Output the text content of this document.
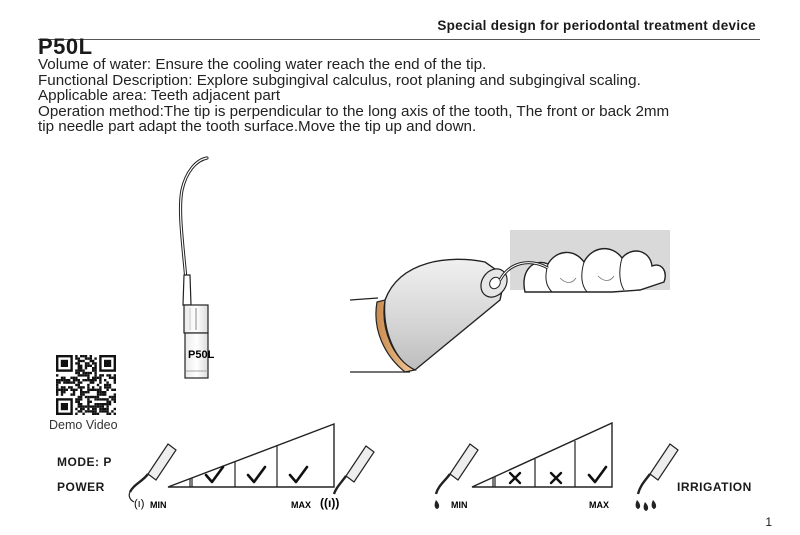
Special design for periodontal treatment device
P50L
Volume of water: Ensure the cooling water reach the end of the tip.
Functional Description: Explore subgingival calculus, root planing and subgingival scaling.
Applicable area: Teeth adjacent part
Operation method:The tip is perpendicular to the long axis of the tooth, The front or back 2mm
tip needle part adapt the tooth surface.Move the tip up and down.
P50L
(ı)	((ı))
MIN	MAX	MIN	MAX
MODE: P
POWER	IRRIGATION
Demo Video
1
= = = = = = =
= INSTRUCTIONS TO FOLLOW =
From the data, pick out every line that includes "part".

= REPLY =
Applicable area: Teeth adjacent part
tip needle part adapt the tooth surface.Move the tip up and down.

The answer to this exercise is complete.